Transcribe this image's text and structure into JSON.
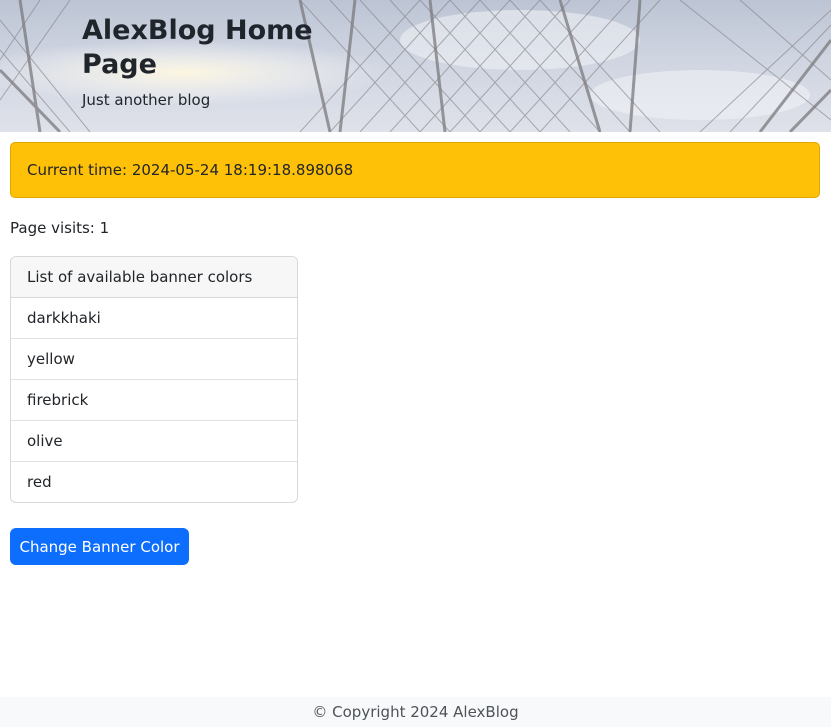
{
  "banner": {
    "title": "AlexBlog Home Page",
    "subtitle": "Just another blog"
  },
  "alert": {
    "text": "Current time: 2024-05-24 18:19:18.898068",
    "color": "#ffc107"
  },
  "visits": {
    "text": "Page visits: 1"
  },
  "colors_list": {
    "header": "List of available banner colors",
    "items": [
      "darkkhaki",
      "yellow",
      "firebrick",
      "olive",
      "red"
    ]
  },
  "change_button": {
    "label": "Change Banner Color",
    "color": "#0d6efd"
  },
  "footer": {
    "text": "© Copyright 2024 AlexBlog"
  }
}
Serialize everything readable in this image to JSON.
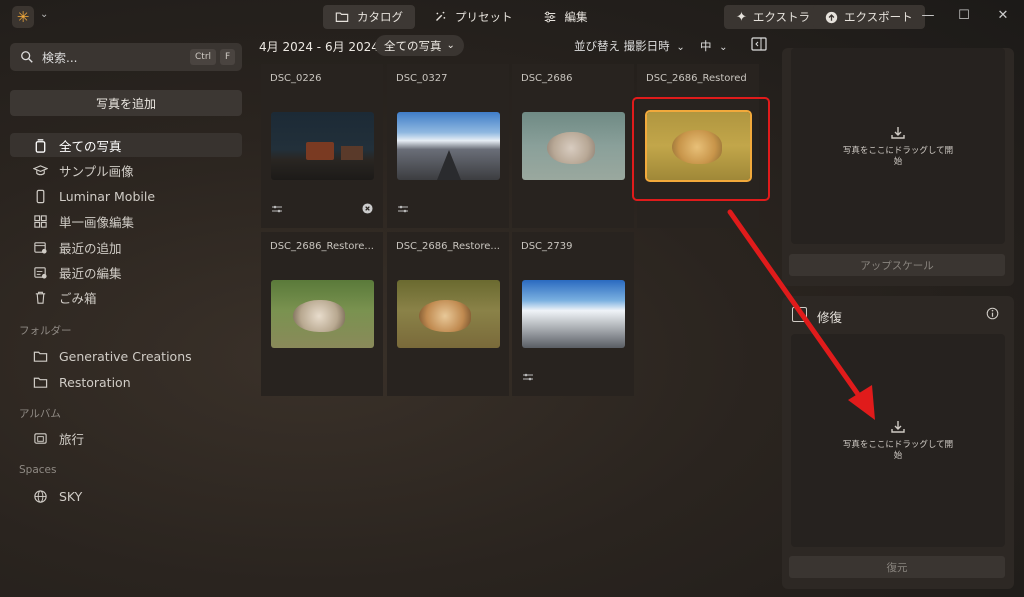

--*--

Reproduce the data verbatim. Do not carry any picture into the copy.

Transcribe this image's text and structure into JSON.
{
  "banner": {
    "title": "AlexBlog Home Page",
    "subtitle": "Just another blog"
  },
  "alert": {
    "text": "Current time: 2024-05-24 18:19:18.898068",
    "color": "#ffc107"
  },
  "visits": {
    "text": "Page visits: 1"
  },
  "colors_list": {
    "header": "List of available banner colors",
    "items": [
      "darkkhaki",
      "yellow",
      "firebrick",
      "olive",
      "red"
    ]
  },
  "change_button": {
    "label": "Change Banner Color",
    "color": "#0d6efd"
  },
  "footer": {
    "text": "© Copyright 2024 AlexBlog"
  }
}
Serialize everything readable in this image to JSON.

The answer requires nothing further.